[Begin Entries provided]

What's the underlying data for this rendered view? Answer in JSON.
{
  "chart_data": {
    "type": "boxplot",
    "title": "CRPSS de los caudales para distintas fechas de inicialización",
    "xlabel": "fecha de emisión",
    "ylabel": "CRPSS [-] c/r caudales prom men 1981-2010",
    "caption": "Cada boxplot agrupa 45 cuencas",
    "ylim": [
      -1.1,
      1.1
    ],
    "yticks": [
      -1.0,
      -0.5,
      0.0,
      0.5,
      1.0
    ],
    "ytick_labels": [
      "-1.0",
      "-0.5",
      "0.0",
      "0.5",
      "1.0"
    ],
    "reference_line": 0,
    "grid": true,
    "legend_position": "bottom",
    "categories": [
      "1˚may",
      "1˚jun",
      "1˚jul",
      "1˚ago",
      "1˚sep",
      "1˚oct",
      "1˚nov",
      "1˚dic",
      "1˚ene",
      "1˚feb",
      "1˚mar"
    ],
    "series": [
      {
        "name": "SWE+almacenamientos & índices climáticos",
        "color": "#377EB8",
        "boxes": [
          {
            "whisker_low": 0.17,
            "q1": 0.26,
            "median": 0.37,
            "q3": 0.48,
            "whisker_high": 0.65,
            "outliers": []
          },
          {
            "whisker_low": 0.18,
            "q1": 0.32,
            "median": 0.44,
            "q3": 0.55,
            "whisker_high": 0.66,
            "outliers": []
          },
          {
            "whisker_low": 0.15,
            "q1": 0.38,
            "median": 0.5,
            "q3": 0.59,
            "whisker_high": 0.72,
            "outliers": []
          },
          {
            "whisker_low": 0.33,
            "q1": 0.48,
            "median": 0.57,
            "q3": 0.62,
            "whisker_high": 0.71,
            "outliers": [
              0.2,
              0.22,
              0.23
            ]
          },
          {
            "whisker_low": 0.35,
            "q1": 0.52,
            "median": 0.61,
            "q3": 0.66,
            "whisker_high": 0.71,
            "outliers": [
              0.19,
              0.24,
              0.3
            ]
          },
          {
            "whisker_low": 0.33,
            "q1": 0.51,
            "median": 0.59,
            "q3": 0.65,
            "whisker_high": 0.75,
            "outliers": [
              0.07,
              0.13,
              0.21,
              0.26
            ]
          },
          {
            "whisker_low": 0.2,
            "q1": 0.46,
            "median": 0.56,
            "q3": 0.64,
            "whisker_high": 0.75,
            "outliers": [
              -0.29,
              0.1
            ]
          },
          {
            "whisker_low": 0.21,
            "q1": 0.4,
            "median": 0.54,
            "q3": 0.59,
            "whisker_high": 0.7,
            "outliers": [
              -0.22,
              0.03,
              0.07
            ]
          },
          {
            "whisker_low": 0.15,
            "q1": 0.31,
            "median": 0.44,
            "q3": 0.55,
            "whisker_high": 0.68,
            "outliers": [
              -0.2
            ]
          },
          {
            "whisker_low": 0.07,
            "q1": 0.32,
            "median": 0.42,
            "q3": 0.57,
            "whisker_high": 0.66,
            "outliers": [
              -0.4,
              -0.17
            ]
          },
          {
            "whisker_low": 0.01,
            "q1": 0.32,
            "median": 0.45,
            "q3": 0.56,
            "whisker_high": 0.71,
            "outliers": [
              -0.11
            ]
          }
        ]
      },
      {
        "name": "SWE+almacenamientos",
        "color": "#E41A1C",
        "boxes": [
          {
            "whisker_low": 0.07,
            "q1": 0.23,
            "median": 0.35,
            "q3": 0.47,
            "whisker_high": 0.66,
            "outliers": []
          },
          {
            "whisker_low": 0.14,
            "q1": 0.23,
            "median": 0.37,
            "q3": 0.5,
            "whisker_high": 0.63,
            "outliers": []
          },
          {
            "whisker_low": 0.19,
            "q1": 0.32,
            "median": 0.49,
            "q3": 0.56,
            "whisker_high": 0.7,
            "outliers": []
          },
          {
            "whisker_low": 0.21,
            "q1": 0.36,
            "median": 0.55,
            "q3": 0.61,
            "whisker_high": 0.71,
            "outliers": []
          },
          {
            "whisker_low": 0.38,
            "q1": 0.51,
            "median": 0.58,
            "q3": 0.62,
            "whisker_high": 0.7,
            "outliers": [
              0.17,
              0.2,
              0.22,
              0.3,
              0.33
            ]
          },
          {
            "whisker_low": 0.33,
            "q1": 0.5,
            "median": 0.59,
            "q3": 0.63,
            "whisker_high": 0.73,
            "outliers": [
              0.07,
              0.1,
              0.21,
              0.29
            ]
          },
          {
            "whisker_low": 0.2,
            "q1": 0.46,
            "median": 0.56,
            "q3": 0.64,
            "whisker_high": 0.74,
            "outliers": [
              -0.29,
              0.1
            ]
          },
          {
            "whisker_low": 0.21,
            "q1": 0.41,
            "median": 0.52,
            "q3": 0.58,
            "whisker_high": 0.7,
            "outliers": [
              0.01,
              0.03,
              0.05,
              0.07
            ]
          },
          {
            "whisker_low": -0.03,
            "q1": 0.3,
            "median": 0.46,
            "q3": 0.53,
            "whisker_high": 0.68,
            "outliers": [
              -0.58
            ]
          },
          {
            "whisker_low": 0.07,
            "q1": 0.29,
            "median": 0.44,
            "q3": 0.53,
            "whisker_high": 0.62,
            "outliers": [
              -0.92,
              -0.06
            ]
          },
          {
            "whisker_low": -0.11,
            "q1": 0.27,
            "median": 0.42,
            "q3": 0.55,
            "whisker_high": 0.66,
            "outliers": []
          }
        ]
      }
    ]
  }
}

[End Entries provided]

§ **Work required**:
Write out every line from the records above, word for word.

§ **The result**:
What's the underlying data for this rendered view? Answer in JSON.
{
  "chart_data": {
    "type": "boxplot",
    "title": "CRPSS de los caudales para distintas fechas de inicialización",
    "xlabel": "fecha de emisión",
    "ylabel": "CRPSS [-] c/r caudales prom men 1981-2010",
    "caption": "Cada boxplot agrupa 45 cuencas",
    "ylim": [
      -1.1,
      1.1
    ],
    "yticks": [
      -1.0,
      -0.5,
      0.0,
      0.5,
      1.0
    ],
    "ytick_labels": [
      "-1.0",
      "-0.5",
      "0.0",
      "0.5",
      "1.0"
    ],
    "reference_line": 0,
    "grid": true,
    "legend_position": "bottom",
    "categories": [
      "1˚may",
      "1˚jun",
      "1˚jul",
      "1˚ago",
      "1˚sep",
      "1˚oct",
      "1˚nov",
      "1˚dic",
      "1˚ene",
      "1˚feb",
      "1˚mar"
    ],
    "series": [
      {
        "name": "SWE+almacenamientos & índices climáticos",
        "color": "#377EB8",
        "boxes": [
          {
            "whisker_low": 0.17,
            "q1": 0.26,
            "median": 0.37,
            "q3": 0.48,
            "whisker_high": 0.65,
            "outliers": []
          },
          {
            "whisker_low": 0.18,
            "q1": 0.32,
            "median": 0.44,
            "q3": 0.55,
            "whisker_high": 0.66,
            "outliers": []
          },
          {
            "whisker_low": 0.15,
            "q1": 0.38,
            "median": 0.5,
            "q3": 0.59,
            "whisker_high": 0.72,
            "outliers": []
          },
          {
            "whisker_low": 0.33,
            "q1": 0.48,
            "median": 0.57,
            "q3": 0.62,
            "whisker_high": 0.71,
            "outliers": [
              0.2,
              0.22,
              0.23
            ]
          },
          {
            "whisker_low": 0.35,
            "q1": 0.52,
            "median": 0.61,
            "q3": 0.66,
            "whisker_high": 0.71,
            "outliers": [
              0.19,
              0.24,
              0.3
            ]
          },
          {
            "whisker_low": 0.33,
            "q1": 0.51,
            "median": 0.59,
            "q3": 0.65,
            "whisker_high": 0.75,
            "outliers": [
              0.07,
              0.13,
              0.21,
              0.26
            ]
          },
          {
            "whisker_low": 0.2,
            "q1": 0.46,
            "median": 0.56,
            "q3": 0.64,
            "whisker_high": 0.75,
            "outliers": [
              -0.29,
              0.1
            ]
          },
          {
            "whisker_low": 0.21,
            "q1": 0.4,
            "median": 0.54,
            "q3": 0.59,
            "whisker_high": 0.7,
            "outliers": [
              -0.22,
              0.03,
              0.07
            ]
          },
          {
            "whisker_low": 0.15,
            "q1": 0.31,
            "median": 0.44,
            "q3": 0.55,
            "whisker_high": 0.68,
            "outliers": [
              -0.2
            ]
          },
          {
            "whisker_low": 0.07,
            "q1": 0.32,
            "median": 0.42,
            "q3": 0.57,
            "whisker_high": 0.66,
            "outliers": [
              -0.4,
              -0.17
            ]
          },
          {
            "whisker_low": 0.01,
            "q1": 0.32,
            "median": 0.45,
            "q3": 0.56,
            "whisker_high": 0.71,
            "outliers": [
              -0.11
            ]
          }
        ]
      },
      {
        "name": "SWE+almacenamientos",
        "color": "#E41A1C",
        "boxes": [
          {
            "whisker_low": 0.07,
            "q1": 0.23,
            "median": 0.35,
            "q3": 0.47,
            "whisker_high": 0.66,
            "outliers": []
          },
          {
            "whisker_low": 0.14,
            "q1": 0.23,
            "median": 0.37,
            "q3": 0.5,
            "whisker_high": 0.63,
            "outliers": []
          },
          {
            "whisker_low": 0.19,
            "q1": 0.32,
            "median": 0.49,
            "q3": 0.56,
            "whisker_high": 0.7,
            "outliers": []
          },
          {
            "whisker_low": 0.21,
            "q1": 0.36,
            "median": 0.55,
            "q3": 0.61,
            "whisker_high": 0.71,
            "outliers": []
          },
          {
            "whisker_low": 0.38,
            "q1": 0.51,
            "median": 0.58,
            "q3": 0.62,
            "whisker_high": 0.7,
            "outliers": [
              0.17,
              0.2,
              0.22,
              0.3,
              0.33
            ]
          },
          {
            "whisker_low": 0.33,
            "q1": 0.5,
            "median": 0.59,
            "q3": 0.63,
            "whisker_high": 0.73,
            "outliers": [
              0.07,
              0.1,
              0.21,
              0.29
            ]
          },
          {
            "whisker_low": 0.2,
            "q1": 0.46,
            "median": 0.56,
            "q3": 0.64,
            "whisker_high": 0.74,
            "outliers": [
              -0.29,
              0.1
            ]
          },
          {
            "whisker_low": 0.21,
            "q1": 0.41,
            "median": 0.52,
            "q3": 0.58,
            "whisker_high": 0.7,
            "outliers": [
              0.01,
              0.03,
              0.05,
              0.07
            ]
          },
          {
            "whisker_low": -0.03,
            "q1": 0.3,
            "median": 0.46,
            "q3": 0.53,
            "whisker_high": 0.68,
            "outliers": [
              -0.58
            ]
          },
          {
            "whisker_low": 0.07,
            "q1": 0.29,
            "median": 0.44,
            "q3": 0.53,
            "whisker_high": 0.62,
            "outliers": [
              -0.92,
              -0.06
            ]
          },
          {
            "whisker_low": -0.11,
            "q1": 0.27,
            "median": 0.42,
            "q3": 0.55,
            "whisker_high": 0.66,
            "outliers": []
          }
        ]
      }
    ]
  }
}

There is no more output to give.